EXCERTO DA PÁGINA:
#####

O Governo angolano vai usar uma parte do financiamento de 500 milhões de dólares obtido junto do banco francês Crédit Agricole Corporate and Investment (CACIB) para electrificar as zonas rurais de três municípios da província do Cuanza Norte.
A decisão consta de um despacho de 28 de Junho, assinado pelo Presidente João Lourenço, autorizando o negócio, de 88,6 milhões de euros, e a adjudicação da empreitada, através de um procedimento de contratação simplificada, aos espanhóis da Elecnor.
De acordo com o teor do documento, a empreitada já estava inscrita no Programa de Investimento Público de 2017 e visa a “melhoria das condições de vida, de trabalho e habitabilidade das populações” das áreas rurais dos municípios de Banga, Bolongongo e Ngonguembo.
João Lourenço aprovou em Dezembro um empréstimo de 500 milhões de dólares (430 milhões de euros) a conceder pelo grupo Crédit Agricole, negociado e viabilizado ainda pelo chefe de Estado anterior, José Eduardo dos Santos.
A informação consta de um despacho presidencial de 15 de Dezembro, aprovando os termos do acordo-quadro de financiamento para esta linha de crédito, utilizado agora nesta empreitada de electrificação.
Contudo, apesar de manter o valor, o mesmo despacho revoga o anterior, assinado por José Eduardo dos Santos, de 5 de Maio, estabelecendo novas condições, não divulgadas.

#####

O QUE SE PEDE: Segundo o excerto da página, quais são os três municípios do Cuanza Norte cujas zonas rurais vão ser eletrificadas?

DADOS FORNECIDOS:
#####

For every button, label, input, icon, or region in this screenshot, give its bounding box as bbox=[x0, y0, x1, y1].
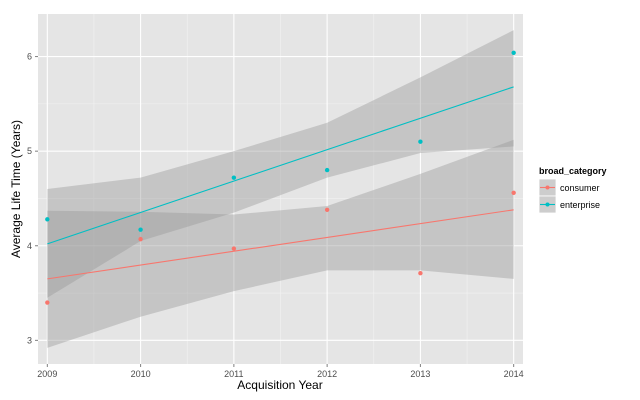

#####

RESPOSTA DO EXERCÍCIO: Banga, Bolongongo e Ngonguembo.